* Available data
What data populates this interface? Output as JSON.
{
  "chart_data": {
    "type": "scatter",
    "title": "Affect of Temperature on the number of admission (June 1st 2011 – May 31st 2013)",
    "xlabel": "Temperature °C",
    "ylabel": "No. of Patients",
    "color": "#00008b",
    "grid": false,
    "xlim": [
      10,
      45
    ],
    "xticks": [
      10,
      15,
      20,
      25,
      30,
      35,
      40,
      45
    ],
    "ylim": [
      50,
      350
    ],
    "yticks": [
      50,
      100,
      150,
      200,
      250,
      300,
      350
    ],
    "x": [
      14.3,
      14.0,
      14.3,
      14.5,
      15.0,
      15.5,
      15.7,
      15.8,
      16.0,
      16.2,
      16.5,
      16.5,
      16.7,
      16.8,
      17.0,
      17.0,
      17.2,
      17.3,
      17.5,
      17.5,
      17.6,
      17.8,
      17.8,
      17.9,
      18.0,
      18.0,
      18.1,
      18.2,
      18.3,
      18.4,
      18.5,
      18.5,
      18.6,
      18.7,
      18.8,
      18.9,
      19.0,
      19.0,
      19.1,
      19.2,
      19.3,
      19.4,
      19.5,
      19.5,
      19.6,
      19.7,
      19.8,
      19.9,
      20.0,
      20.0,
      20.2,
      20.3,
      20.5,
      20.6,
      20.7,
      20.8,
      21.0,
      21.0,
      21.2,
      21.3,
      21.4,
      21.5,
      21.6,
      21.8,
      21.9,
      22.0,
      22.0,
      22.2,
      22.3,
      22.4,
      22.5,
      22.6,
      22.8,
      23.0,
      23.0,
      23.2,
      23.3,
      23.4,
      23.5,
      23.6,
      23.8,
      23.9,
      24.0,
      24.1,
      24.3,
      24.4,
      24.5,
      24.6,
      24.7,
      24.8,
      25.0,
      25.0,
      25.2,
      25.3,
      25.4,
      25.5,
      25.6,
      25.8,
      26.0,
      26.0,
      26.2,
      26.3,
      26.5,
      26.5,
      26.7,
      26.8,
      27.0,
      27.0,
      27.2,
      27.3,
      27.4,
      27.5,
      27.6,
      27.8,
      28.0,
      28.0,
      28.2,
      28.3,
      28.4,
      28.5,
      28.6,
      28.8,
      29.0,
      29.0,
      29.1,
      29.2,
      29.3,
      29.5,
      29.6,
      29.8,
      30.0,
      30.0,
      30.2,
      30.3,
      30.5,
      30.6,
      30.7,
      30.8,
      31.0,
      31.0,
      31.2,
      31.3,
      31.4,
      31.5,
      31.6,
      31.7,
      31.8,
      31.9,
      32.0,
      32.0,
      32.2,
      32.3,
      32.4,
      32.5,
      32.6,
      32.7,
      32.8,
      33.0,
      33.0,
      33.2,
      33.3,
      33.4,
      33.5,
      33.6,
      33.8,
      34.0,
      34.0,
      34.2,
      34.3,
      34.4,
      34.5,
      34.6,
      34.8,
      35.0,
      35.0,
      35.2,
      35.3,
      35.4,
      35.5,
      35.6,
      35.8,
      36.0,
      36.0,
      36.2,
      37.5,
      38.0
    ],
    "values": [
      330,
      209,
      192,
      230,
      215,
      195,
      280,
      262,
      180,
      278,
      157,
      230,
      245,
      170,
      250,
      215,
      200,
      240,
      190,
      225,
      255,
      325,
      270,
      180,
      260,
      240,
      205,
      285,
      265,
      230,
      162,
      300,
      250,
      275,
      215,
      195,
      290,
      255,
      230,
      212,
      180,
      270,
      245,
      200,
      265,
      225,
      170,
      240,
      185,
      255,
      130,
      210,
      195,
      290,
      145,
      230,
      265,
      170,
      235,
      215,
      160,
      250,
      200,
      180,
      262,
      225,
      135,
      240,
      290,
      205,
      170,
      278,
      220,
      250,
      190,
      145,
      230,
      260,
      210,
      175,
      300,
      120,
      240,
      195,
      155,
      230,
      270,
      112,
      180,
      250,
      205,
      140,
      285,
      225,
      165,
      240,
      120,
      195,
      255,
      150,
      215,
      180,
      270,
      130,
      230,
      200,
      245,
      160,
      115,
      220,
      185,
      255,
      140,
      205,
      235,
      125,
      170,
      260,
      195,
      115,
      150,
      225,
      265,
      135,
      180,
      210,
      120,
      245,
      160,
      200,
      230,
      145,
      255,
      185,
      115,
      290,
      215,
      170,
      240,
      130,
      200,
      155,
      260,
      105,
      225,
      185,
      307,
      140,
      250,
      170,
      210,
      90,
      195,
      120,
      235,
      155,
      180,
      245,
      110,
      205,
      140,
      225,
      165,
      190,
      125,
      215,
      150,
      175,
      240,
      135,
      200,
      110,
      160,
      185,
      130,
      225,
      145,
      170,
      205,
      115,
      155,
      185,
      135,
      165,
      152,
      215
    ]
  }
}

* Task statement
Each line of the material with the word "Temperature" in it should be listed.

* Answer for this exercise
    "title": "Affect of Temperature on the number of admission (June 1st 2011 – May 31st 2013)",
    "xlabel": "Temperature °C",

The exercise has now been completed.